-- The records start --

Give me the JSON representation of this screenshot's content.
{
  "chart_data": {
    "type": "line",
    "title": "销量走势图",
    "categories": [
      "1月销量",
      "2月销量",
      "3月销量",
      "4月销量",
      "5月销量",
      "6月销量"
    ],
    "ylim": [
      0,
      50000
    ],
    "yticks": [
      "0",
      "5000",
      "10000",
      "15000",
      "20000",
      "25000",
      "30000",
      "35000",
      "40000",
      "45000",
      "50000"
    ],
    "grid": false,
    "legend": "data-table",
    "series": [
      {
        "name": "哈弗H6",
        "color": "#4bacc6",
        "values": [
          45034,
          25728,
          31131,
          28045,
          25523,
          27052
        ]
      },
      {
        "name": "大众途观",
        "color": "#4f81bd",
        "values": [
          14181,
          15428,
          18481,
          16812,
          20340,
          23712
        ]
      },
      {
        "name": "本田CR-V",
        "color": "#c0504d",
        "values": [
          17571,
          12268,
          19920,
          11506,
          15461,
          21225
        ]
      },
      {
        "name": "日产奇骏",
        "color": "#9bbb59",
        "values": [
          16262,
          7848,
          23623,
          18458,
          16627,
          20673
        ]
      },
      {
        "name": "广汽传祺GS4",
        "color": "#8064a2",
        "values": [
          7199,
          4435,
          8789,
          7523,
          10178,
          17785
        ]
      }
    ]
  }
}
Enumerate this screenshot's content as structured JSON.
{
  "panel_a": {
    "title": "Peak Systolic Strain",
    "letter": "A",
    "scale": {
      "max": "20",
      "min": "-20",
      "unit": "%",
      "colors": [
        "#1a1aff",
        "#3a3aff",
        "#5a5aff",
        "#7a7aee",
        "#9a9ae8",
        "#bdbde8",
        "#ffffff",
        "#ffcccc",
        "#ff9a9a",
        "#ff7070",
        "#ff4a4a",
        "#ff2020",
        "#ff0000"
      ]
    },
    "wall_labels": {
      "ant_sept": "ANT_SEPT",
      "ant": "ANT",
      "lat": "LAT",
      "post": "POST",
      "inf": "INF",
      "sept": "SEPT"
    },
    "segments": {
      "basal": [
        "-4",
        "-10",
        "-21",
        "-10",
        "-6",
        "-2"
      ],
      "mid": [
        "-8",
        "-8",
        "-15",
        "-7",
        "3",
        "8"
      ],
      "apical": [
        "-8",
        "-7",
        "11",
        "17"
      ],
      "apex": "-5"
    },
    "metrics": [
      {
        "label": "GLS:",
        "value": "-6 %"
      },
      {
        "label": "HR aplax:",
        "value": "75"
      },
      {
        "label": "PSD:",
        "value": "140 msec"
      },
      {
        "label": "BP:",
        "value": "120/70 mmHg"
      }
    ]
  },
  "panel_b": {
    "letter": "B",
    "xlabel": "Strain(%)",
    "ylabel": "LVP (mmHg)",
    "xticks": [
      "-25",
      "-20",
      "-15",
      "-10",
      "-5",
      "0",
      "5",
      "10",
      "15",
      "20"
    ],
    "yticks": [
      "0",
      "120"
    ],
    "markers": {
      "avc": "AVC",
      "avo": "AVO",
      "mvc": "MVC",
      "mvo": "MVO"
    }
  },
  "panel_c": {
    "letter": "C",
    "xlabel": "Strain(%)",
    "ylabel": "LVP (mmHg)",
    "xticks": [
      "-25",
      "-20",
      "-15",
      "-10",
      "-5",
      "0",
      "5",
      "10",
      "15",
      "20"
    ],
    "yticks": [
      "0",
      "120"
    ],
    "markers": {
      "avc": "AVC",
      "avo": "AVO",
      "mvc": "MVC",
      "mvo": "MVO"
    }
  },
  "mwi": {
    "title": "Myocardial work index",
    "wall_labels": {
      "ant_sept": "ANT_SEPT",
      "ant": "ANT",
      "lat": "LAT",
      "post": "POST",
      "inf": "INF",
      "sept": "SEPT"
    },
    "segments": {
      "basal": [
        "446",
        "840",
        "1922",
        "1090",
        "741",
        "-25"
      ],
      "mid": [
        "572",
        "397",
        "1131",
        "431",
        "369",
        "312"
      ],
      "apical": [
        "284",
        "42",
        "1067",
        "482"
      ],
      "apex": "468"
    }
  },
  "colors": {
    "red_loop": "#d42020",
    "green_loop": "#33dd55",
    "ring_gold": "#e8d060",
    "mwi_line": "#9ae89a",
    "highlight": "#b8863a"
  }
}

-- The records end --

# Task:
Transcribe the material exactly as it reads.

# Expected output:
Give me the JSON representation of this screenshot's content.
{
  "chart_data": {
    "type": "line",
    "title": "销量走势图",
    "categories": [
      "1月销量",
      "2月销量",
      "3月销量",
      "4月销量",
      "5月销量",
      "6月销量"
    ],
    "ylim": [
      0,
      50000
    ],
    "yticks": [
      "0",
      "5000",
      "10000",
      "15000",
      "20000",
      "25000",
      "30000",
      "35000",
      "40000",
      "45000",
      "50000"
    ],
    "grid": false,
    "legend": "data-table",
    "series": [
      {
        "name": "哈弗H6",
        "color": "#4bacc6",
        "values": [
          45034,
          25728,
          31131,
          28045,
          25523,
          27052
        ]
      },
      {
        "name": "大众途观",
        "color": "#4f81bd",
        "values": [
          14181,
          15428,
          18481,
          16812,
          20340,
          23712
        ]
      },
      {
        "name": "本田CR-V",
        "color": "#c0504d",
        "values": [
          17571,
          12268,
          19920,
          11506,
          15461,
          21225
        ]
      },
      {
        "name": "日产奇骏",
        "color": "#9bbb59",
        "values": [
          16262,
          7848,
          23623,
          18458,
          16627,
          20673
        ]
      },
      {
        "name": "广汽传祺GS4",
        "color": "#8064a2",
        "values": [
          7199,
          4435,
          8789,
          7523,
          10178,
          17785
        ]
      }
    ]
  }
}
Enumerate this screenshot's content as structured JSON.
{
  "panel_a": {
    "title": "Peak Systolic Strain",
    "letter": "A",
    "scale": {
      "max": "20",
      "min": "-20",
      "unit": "%",
      "colors": [
        "#1a1aff",
        "#3a3aff",
        "#5a5aff",
        "#7a7aee",
        "#9a9ae8",
        "#bdbde8",
        "#ffffff",
        "#ffcccc",
        "#ff9a9a",
        "#ff7070",
        "#ff4a4a",
        "#ff2020",
        "#ff0000"
      ]
    },
    "wall_labels": {
      "ant_sept": "ANT_SEPT",
      "ant": "ANT",
      "lat": "LAT",
      "post": "POST",
      "inf": "INF",
      "sept": "SEPT"
    },
    "segments": {
      "basal": [
        "-4",
        "-10",
        "-21",
        "-10",
        "-6",
        "-2"
      ],
      "mid": [
        "-8",
        "-8",
        "-15",
        "-7",
        "3",
        "8"
      ],
      "apical": [
        "-8",
        "-7",
        "11",
        "17"
      ],
      "apex": "-5"
    },
    "metrics": [
      {
        "label": "GLS:",
        "value": "-6 %"
      },
      {
        "label": "HR aplax:",
        "value": "75"
      },
      {
        "label": "PSD:",
        "value": "140 msec"
      },
      {
        "label": "BP:",
        "value": "120/70 mmHg"
      }
    ]
  },
  "panel_b": {
    "letter": "B",
    "xlabel": "Strain(%)",
    "ylabel": "LVP (mmHg)",
    "xticks": [
      "-25",
      "-20",
      "-15",
      "-10",
      "-5",
      "0",
      "5",
      "10",
      "15",
      "20"
    ],
    "yticks": [
      "0",
      "120"
    ],
    "markers": {
      "avc": "AVC",
      "avo": "AVO",
      "mvc": "MVC",
      "mvo": "MVO"
    }
  },
  "panel_c": {
    "letter": "C",
    "xlabel": "Strain(%)",
    "ylabel": "LVP (mmHg)",
    "xticks": [
      "-25",
      "-20",
      "-15",
      "-10",
      "-5",
      "0",
      "5",
      "10",
      "15",
      "20"
    ],
    "yticks": [
      "0",
      "120"
    ],
    "markers": {
      "avc": "AVC",
      "avo": "AVO",
      "mvc": "MVC",
      "mvo": "MVO"
    }
  },
  "mwi": {
    "title": "Myocardial work index",
    "wall_labels": {
      "ant_sept": "ANT_SEPT",
      "ant": "ANT",
      "lat": "LAT",
      "post": "POST",
      "inf": "INF",
      "sept": "SEPT"
    },
    "segments": {
      "basal": [
        "446",
        "840",
        "1922",
        "1090",
        "741",
        "-25"
      ],
      "mid": [
        "572",
        "397",
        "1131",
        "431",
        "369",
        "312"
      ],
      "apical": [
        "284",
        "42",
        "1067",
        "482"
      ],
      "apex": "468"
    }
  },
  "colors": {
    "red_loop": "#d42020",
    "green_loop": "#33dd55",
    "ring_gold": "#e8d060",
    "mwi_line": "#9ae89a",
    "highlight": "#b8863a"
  }
}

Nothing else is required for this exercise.